▸ Set problem
Below are some entries. Output each one exactly as it appears.

▸ Dataset records
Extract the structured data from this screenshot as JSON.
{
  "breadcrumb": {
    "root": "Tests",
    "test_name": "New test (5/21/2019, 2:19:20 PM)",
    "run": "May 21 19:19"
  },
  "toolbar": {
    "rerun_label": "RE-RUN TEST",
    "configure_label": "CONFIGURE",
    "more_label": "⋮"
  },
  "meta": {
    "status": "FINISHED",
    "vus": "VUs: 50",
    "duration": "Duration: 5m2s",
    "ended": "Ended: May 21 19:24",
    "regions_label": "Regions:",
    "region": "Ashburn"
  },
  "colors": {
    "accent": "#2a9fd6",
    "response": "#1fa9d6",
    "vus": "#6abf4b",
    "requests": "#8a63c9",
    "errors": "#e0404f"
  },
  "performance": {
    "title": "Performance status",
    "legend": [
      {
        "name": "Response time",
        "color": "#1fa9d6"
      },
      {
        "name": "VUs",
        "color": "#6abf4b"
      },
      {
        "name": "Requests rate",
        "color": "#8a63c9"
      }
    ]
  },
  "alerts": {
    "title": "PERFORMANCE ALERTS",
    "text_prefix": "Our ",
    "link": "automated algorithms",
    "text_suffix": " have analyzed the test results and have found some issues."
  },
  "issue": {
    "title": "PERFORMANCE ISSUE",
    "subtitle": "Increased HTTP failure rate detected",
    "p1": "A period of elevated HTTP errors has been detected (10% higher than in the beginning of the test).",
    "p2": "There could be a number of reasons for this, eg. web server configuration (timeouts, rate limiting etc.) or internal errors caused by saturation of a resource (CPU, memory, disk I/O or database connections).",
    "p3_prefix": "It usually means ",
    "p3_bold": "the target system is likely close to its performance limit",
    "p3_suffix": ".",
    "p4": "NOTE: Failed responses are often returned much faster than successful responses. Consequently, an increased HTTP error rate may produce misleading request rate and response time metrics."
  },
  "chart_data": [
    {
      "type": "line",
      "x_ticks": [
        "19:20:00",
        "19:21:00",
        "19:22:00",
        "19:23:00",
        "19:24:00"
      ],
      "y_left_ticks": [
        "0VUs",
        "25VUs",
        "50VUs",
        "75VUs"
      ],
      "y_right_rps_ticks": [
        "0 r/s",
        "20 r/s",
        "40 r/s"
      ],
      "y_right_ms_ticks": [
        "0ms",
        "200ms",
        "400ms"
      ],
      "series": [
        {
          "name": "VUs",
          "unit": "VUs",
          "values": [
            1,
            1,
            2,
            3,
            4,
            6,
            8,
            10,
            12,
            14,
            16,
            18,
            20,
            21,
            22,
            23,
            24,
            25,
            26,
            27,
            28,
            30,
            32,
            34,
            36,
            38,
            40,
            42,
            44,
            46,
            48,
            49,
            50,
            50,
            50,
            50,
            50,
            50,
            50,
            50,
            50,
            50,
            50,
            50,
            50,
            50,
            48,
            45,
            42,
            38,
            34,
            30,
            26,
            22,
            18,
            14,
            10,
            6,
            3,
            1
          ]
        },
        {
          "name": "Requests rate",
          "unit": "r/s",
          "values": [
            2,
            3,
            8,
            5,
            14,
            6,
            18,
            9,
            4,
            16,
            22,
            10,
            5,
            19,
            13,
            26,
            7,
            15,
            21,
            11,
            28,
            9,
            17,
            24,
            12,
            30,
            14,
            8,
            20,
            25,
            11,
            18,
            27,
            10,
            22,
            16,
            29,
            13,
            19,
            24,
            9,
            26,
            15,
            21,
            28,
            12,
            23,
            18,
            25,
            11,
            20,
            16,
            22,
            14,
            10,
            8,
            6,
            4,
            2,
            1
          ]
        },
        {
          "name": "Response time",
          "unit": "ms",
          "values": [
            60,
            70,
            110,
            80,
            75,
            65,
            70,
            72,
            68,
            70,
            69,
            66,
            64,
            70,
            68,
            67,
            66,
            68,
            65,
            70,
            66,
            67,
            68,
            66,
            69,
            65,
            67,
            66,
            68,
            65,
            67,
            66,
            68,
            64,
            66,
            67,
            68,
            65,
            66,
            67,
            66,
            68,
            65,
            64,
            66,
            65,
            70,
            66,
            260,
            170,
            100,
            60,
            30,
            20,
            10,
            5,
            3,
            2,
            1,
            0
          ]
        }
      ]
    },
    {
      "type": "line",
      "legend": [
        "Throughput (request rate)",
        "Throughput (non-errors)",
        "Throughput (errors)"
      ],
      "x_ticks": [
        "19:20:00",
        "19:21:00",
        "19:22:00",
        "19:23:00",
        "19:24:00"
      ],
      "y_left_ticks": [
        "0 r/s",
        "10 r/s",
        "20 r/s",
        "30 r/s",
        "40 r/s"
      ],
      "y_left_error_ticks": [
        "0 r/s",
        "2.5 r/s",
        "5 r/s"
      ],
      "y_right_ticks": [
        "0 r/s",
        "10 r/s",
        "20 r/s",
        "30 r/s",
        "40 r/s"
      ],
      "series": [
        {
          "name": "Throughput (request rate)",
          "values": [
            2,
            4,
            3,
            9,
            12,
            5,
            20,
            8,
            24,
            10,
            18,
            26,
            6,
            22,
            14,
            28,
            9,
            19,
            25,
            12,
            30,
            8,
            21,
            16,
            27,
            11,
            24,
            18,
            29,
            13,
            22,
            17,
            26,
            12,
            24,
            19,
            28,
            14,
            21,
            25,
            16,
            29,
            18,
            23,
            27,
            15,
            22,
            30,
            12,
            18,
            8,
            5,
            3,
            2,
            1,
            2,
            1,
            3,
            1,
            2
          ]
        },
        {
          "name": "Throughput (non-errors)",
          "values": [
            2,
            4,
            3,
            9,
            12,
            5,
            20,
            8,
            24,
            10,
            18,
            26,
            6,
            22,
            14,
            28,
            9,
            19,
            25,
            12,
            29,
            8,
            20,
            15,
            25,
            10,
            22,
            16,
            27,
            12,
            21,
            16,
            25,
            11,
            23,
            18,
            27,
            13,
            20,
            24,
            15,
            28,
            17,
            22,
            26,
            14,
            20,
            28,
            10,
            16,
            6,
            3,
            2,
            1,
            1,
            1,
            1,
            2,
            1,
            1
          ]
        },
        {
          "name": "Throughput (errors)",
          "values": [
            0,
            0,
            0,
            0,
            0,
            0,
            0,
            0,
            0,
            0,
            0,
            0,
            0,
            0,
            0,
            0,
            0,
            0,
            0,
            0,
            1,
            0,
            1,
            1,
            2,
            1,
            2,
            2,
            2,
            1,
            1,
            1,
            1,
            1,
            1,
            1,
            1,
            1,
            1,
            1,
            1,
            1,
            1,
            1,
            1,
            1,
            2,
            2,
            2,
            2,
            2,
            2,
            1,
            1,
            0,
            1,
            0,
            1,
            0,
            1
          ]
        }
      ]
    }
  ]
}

▸ Task solution
Extract the structured data from this screenshot as JSON.
{
  "breadcrumb": {
    "root": "Tests",
    "test_name": "New test (5/21/2019, 2:19:20 PM)",
    "run": "May 21 19:19"
  },
  "toolbar": {
    "rerun_label": "RE-RUN TEST",
    "configure_label": "CONFIGURE",
    "more_label": "⋮"
  },
  "meta": {
    "status": "FINISHED",
    "vus": "VUs: 50",
    "duration": "Duration: 5m2s",
    "ended": "Ended: May 21 19:24",
    "regions_label": "Regions:",
    "region": "Ashburn"
  },
  "colors": {
    "accent": "#2a9fd6",
    "response": "#1fa9d6",
    "vus": "#6abf4b",
    "requests": "#8a63c9",
    "errors": "#e0404f"
  },
  "performance": {
    "title": "Performance status",
    "legend": [
      {
        "name": "Response time",
        "color": "#1fa9d6"
      },
      {
        "name": "VUs",
        "color": "#6abf4b"
      },
      {
        "name": "Requests rate",
        "color": "#8a63c9"
      }
    ]
  },
  "alerts": {
    "title": "PERFORMANCE ALERTS",
    "text_prefix": "Our ",
    "link": "automated algorithms",
    "text_suffix": " have analyzed the test results and have found some issues."
  },
  "issue": {
    "title": "PERFORMANCE ISSUE",
    "subtitle": "Increased HTTP failure rate detected",
    "p1": "A period of elevated HTTP errors has been detected (10% higher than in the beginning of the test).",
    "p2": "There could be a number of reasons for this, eg. web server configuration (timeouts, rate limiting etc.) or internal errors caused by saturation of a resource (CPU, memory, disk I/O or database connections).",
    "p3_prefix": "It usually means ",
    "p3_bold": "the target system is likely close to its performance limit",
    "p3_suffix": ".",
    "p4": "NOTE: Failed responses are often returned much faster than successful responses. Consequently, an increased HTTP error rate may produce misleading request rate and response time metrics."
  },
  "chart_data": [
    {
      "type": "line",
      "x_ticks": [
        "19:20:00",
        "19:21:00",
        "19:22:00",
        "19:23:00",
        "19:24:00"
      ],
      "y_left_ticks": [
        "0VUs",
        "25VUs",
        "50VUs",
        "75VUs"
      ],
      "y_right_rps_ticks": [
        "0 r/s",
        "20 r/s",
        "40 r/s"
      ],
      "y_right_ms_ticks": [
        "0ms",
        "200ms",
        "400ms"
      ],
      "series": [
        {
          "name": "VUs",
          "unit": "VUs",
          "values": [
            1,
            1,
            2,
            3,
            4,
            6,
            8,
            10,
            12,
            14,
            16,
            18,
            20,
            21,
            22,
            23,
            24,
            25,
            26,
            27,
            28,
            30,
            32,
            34,
            36,
            38,
            40,
            42,
            44,
            46,
            48,
            49,
            50,
            50,
            50,
            50,
            50,
            50,
            50,
            50,
            50,
            50,
            50,
            50,
            50,
            50,
            48,
            45,
            42,
            38,
            34,
            30,
            26,
            22,
            18,
            14,
            10,
            6,
            3,
            1
          ]
        },
        {
          "name": "Requests rate",
          "unit": "r/s",
          "values": [
            2,
            3,
            8,
            5,
            14,
            6,
            18,
            9,
            4,
            16,
            22,
            10,
            5,
            19,
            13,
            26,
            7,
            15,
            21,
            11,
            28,
            9,
            17,
            24,
            12,
            30,
            14,
            8,
            20,
            25,
            11,
            18,
            27,
            10,
            22,
            16,
            29,
            13,
            19,
            24,
            9,
            26,
            15,
            21,
            28,
            12,
            23,
            18,
            25,
            11,
            20,
            16,
            22,
            14,
            10,
            8,
            6,
            4,
            2,
            1
          ]
        },
        {
          "name": "Response time",
          "unit": "ms",
          "values": [
            60,
            70,
            110,
            80,
            75,
            65,
            70,
            72,
            68,
            70,
            69,
            66,
            64,
            70,
            68,
            67,
            66,
            68,
            65,
            70,
            66,
            67,
            68,
            66,
            69,
            65,
            67,
            66,
            68,
            65,
            67,
            66,
            68,
            64,
            66,
            67,
            68,
            65,
            66,
            67,
            66,
            68,
            65,
            64,
            66,
            65,
            70,
            66,
            260,
            170,
            100,
            60,
            30,
            20,
            10,
            5,
            3,
            2,
            1,
            0
          ]
        }
      ]
    },
    {
      "type": "line",
      "legend": [
        "Throughput (request rate)",
        "Throughput (non-errors)",
        "Throughput (errors)"
      ],
      "x_ticks": [
        "19:20:00",
        "19:21:00",
        "19:22:00",
        "19:23:00",
        "19:24:00"
      ],
      "y_left_ticks": [
        "0 r/s",
        "10 r/s",
        "20 r/s",
        "30 r/s",
        "40 r/s"
      ],
      "y_left_error_ticks": [
        "0 r/s",
        "2.5 r/s",
        "5 r/s"
      ],
      "y_right_ticks": [
        "0 r/s",
        "10 r/s",
        "20 r/s",
        "30 r/s",
        "40 r/s"
      ],
      "series": [
        {
          "name": "Throughput (request rate)",
          "values": [
            2,
            4,
            3,
            9,
            12,
            5,
            20,
            8,
            24,
            10,
            18,
            26,
            6,
            22,
            14,
            28,
            9,
            19,
            25,
            12,
            30,
            8,
            21,
            16,
            27,
            11,
            24,
            18,
            29,
            13,
            22,
            17,
            26,
            12,
            24,
            19,
            28,
            14,
            21,
            25,
            16,
            29,
            18,
            23,
            27,
            15,
            22,
            30,
            12,
            18,
            8,
            5,
            3,
            2,
            1,
            2,
            1,
            3,
            1,
            2
          ]
        },
        {
          "name": "Throughput (non-errors)",
          "values": [
            2,
            4,
            3,
            9,
            12,
            5,
            20,
            8,
            24,
            10,
            18,
            26,
            6,
            22,
            14,
            28,
            9,
            19,
            25,
            12,
            29,
            8,
            20,
            15,
            25,
            10,
            22,
            16,
            27,
            12,
            21,
            16,
            25,
            11,
            23,
            18,
            27,
            13,
            20,
            24,
            15,
            28,
            17,
            22,
            26,
            14,
            20,
            28,
            10,
            16,
            6,
            3,
            2,
            1,
            1,
            1,
            1,
            2,
            1,
            1
          ]
        },
        {
          "name": "Throughput (errors)",
          "values": [
            0,
            0,
            0,
            0,
            0,
            0,
            0,
            0,
            0,
            0,
            0,
            0,
            0,
            0,
            0,
            0,
            0,
            0,
            0,
            0,
            1,
            0,
            1,
            1,
            2,
            1,
            2,
            2,
            2,
            1,
            1,
            1,
            1,
            1,
            1,
            1,
            1,
            1,
            1,
            1,
            1,
            1,
            1,
            1,
            1,
            1,
            2,
            2,
            2,
            2,
            2,
            2,
            1,
            1,
            0,
            1,
            0,
            1,
            0,
            1
          ]
        }
      ]
    }
  ]
}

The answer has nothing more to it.